THE TASK
Find the word "structured" in the data. Return every line where it appears.

# RECORD EXCERPTS start

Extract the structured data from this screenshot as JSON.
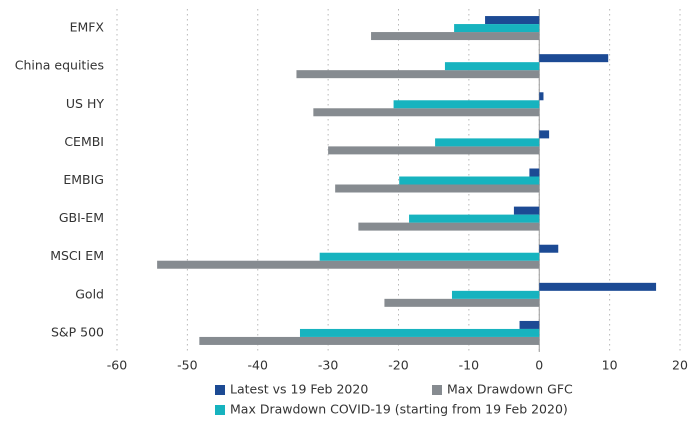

# RECORD EXCERPTS end
# RECORD EXCERPTS start

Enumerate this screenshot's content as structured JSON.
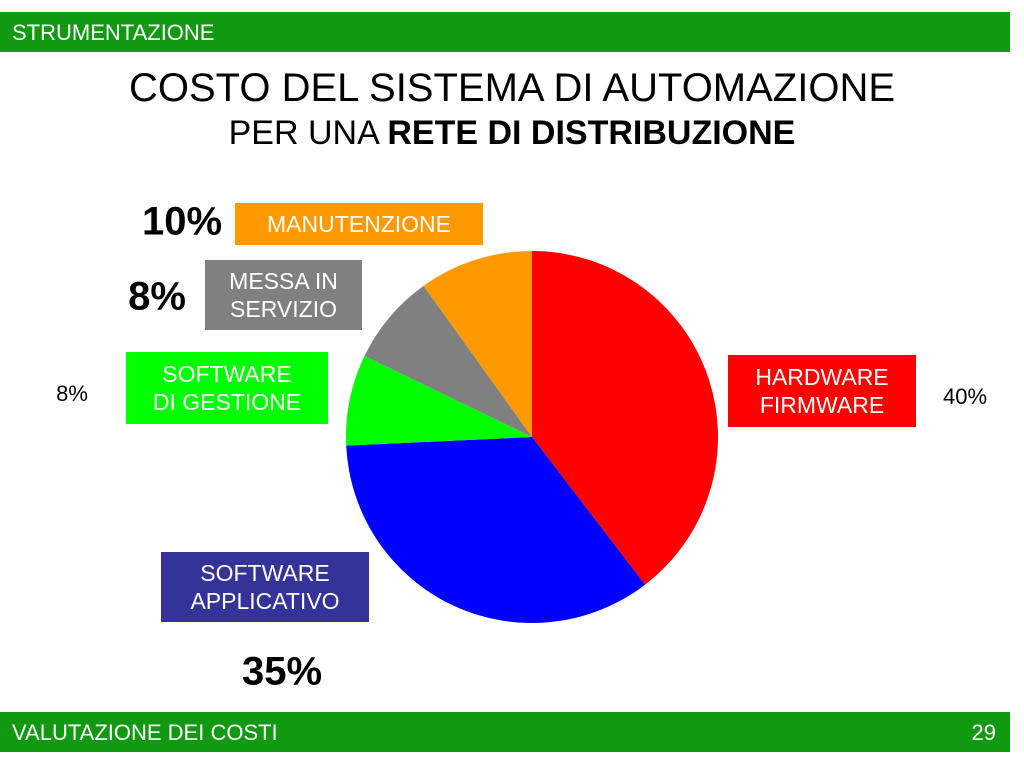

# RECORD EXCERPTS end
# RECORD EXCERPTS start

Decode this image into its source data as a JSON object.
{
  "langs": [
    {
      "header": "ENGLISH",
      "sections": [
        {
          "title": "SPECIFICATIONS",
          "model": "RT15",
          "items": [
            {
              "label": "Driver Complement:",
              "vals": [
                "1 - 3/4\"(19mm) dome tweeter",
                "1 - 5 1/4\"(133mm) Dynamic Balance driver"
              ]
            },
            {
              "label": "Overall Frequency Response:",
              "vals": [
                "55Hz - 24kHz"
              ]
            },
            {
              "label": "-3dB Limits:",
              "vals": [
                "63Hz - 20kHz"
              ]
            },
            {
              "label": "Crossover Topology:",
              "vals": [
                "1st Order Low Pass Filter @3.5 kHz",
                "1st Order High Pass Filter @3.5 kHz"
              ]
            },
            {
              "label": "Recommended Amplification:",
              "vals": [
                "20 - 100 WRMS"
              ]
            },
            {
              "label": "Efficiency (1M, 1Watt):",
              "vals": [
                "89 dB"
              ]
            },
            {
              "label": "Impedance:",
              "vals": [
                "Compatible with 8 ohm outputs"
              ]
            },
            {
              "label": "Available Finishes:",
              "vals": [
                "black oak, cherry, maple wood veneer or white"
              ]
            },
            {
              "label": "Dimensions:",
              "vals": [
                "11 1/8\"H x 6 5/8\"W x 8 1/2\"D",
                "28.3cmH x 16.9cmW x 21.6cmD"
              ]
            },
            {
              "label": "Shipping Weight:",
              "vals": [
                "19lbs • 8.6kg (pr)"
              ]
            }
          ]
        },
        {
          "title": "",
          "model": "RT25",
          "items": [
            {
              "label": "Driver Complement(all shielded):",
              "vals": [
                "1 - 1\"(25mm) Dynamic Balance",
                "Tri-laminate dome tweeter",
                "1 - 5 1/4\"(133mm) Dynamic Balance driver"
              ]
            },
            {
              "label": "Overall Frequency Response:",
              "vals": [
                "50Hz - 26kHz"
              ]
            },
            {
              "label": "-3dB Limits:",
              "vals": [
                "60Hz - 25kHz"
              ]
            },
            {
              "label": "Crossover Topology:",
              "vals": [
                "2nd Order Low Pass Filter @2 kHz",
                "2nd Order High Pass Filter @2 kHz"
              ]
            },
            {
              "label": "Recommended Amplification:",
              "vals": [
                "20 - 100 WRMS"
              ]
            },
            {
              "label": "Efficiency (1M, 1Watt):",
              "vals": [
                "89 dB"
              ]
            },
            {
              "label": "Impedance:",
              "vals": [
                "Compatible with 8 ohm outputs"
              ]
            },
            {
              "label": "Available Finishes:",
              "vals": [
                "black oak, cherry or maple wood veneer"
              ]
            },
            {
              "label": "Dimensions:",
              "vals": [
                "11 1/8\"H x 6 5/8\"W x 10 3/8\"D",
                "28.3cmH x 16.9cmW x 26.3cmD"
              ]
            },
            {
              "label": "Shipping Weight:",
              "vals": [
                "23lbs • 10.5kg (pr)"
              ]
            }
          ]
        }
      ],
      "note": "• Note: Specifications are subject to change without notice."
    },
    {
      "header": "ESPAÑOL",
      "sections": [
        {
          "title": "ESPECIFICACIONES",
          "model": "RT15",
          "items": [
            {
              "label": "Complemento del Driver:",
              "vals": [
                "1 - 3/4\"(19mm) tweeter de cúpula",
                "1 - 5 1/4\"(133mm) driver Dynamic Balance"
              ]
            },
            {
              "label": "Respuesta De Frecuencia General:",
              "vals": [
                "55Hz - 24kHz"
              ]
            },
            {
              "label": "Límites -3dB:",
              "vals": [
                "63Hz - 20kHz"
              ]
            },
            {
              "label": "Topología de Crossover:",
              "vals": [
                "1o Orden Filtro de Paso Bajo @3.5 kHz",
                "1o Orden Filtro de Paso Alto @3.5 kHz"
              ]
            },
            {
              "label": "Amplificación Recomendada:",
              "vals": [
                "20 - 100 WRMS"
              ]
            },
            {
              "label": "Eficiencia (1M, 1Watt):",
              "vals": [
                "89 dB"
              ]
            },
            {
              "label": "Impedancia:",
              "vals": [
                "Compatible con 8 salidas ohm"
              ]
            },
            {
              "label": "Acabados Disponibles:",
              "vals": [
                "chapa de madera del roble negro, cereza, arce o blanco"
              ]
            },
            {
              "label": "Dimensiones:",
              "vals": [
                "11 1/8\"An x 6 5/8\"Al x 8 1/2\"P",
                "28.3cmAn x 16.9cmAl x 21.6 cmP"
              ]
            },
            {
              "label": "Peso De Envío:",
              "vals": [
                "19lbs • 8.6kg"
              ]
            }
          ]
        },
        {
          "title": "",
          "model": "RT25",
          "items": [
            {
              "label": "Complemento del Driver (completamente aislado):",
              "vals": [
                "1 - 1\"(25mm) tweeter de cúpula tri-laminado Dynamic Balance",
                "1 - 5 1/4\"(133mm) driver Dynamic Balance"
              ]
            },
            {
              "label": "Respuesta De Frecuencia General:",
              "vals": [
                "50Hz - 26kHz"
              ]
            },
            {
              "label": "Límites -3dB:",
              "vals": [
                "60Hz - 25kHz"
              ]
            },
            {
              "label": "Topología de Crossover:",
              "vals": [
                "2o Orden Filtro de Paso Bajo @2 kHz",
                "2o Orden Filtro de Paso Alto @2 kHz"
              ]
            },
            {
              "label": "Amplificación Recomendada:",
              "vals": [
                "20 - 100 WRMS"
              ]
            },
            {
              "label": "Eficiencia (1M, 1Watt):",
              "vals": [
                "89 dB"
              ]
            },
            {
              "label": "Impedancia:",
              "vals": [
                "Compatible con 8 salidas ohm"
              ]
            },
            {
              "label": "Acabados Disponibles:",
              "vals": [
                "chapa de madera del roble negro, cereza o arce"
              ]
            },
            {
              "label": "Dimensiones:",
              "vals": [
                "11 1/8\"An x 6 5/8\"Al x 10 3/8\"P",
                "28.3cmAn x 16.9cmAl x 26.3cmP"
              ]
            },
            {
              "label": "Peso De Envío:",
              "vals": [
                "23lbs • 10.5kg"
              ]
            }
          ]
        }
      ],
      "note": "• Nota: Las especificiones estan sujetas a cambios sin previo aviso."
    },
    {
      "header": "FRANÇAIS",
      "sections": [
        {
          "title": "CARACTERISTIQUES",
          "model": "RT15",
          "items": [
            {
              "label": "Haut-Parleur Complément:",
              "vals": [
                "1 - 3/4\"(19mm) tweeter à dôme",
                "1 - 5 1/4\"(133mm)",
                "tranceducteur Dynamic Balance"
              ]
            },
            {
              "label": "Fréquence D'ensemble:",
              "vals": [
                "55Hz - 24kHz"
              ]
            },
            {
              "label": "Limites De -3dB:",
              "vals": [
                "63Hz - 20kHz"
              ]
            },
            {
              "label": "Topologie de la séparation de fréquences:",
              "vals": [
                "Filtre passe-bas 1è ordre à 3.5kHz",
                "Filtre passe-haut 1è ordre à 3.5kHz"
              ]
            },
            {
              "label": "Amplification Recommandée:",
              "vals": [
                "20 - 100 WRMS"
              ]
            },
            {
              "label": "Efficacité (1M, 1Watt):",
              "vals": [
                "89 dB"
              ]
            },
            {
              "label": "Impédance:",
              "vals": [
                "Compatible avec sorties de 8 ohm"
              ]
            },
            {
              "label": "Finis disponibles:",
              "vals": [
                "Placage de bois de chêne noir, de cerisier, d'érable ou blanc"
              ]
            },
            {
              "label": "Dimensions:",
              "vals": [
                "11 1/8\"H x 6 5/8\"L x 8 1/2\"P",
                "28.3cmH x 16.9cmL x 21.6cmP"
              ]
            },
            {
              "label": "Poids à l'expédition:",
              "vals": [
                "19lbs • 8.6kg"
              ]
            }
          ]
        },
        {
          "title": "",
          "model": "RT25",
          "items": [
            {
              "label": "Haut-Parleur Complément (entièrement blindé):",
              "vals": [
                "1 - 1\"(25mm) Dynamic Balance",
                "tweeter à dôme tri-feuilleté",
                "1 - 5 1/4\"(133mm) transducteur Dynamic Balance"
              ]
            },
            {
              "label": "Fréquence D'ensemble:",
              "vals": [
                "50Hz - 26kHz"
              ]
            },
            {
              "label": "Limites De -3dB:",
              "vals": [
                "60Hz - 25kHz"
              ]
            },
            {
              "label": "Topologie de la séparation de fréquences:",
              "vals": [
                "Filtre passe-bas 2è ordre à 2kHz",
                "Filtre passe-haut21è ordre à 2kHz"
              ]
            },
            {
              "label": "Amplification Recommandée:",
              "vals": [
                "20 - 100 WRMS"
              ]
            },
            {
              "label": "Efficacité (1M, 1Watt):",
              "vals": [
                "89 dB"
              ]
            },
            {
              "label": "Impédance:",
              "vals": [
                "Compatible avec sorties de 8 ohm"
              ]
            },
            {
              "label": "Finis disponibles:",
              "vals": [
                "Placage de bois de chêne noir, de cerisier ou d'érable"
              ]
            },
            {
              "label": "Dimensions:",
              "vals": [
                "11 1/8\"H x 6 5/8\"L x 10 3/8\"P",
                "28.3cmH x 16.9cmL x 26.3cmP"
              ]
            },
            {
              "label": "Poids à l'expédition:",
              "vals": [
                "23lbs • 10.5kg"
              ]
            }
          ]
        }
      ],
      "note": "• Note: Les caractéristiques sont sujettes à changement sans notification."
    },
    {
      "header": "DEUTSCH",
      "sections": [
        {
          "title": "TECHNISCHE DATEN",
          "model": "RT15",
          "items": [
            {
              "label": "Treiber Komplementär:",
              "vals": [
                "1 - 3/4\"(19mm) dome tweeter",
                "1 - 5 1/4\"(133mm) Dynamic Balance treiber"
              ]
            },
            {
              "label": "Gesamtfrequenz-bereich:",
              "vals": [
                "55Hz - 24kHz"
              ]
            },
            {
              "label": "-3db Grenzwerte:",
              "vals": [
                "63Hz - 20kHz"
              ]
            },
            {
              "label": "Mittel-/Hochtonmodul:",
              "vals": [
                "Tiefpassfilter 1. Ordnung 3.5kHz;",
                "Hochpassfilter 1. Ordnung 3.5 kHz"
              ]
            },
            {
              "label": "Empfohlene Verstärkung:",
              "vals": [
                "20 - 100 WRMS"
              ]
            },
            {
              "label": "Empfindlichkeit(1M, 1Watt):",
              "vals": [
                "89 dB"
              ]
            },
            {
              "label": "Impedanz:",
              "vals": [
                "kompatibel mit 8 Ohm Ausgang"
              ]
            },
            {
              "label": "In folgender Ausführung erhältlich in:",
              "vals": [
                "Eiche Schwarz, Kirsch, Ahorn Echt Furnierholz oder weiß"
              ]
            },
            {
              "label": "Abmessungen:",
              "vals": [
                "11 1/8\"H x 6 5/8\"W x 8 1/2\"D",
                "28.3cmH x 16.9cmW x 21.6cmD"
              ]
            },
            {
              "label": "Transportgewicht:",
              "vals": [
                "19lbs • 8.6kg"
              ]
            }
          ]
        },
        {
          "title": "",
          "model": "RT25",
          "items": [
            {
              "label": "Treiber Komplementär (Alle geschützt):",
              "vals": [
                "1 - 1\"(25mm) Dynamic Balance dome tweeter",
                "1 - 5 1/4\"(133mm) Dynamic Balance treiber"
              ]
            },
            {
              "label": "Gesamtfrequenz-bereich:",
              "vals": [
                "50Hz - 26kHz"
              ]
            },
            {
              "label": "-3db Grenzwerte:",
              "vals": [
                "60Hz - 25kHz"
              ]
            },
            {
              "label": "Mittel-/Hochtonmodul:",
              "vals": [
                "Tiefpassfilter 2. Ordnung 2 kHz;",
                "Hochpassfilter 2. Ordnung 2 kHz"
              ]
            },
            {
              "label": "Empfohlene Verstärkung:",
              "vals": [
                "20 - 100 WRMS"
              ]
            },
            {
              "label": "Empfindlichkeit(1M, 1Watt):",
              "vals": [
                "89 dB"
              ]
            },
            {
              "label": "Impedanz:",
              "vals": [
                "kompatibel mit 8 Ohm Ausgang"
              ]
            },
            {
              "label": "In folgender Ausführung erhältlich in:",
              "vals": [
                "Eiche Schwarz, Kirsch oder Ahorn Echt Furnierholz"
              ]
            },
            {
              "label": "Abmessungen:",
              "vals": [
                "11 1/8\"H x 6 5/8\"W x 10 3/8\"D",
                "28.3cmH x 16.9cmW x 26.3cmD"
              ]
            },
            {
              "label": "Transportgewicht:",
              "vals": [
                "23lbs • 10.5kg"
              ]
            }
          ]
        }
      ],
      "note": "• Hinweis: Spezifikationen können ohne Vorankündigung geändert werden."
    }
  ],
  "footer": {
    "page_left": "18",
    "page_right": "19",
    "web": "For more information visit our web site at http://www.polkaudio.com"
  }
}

# RECORD EXCERPTS end

OUTPUT BELOW
Extract the structured data from this screenshot as JSON.
Enumerate this screenshot's content as structured JSON.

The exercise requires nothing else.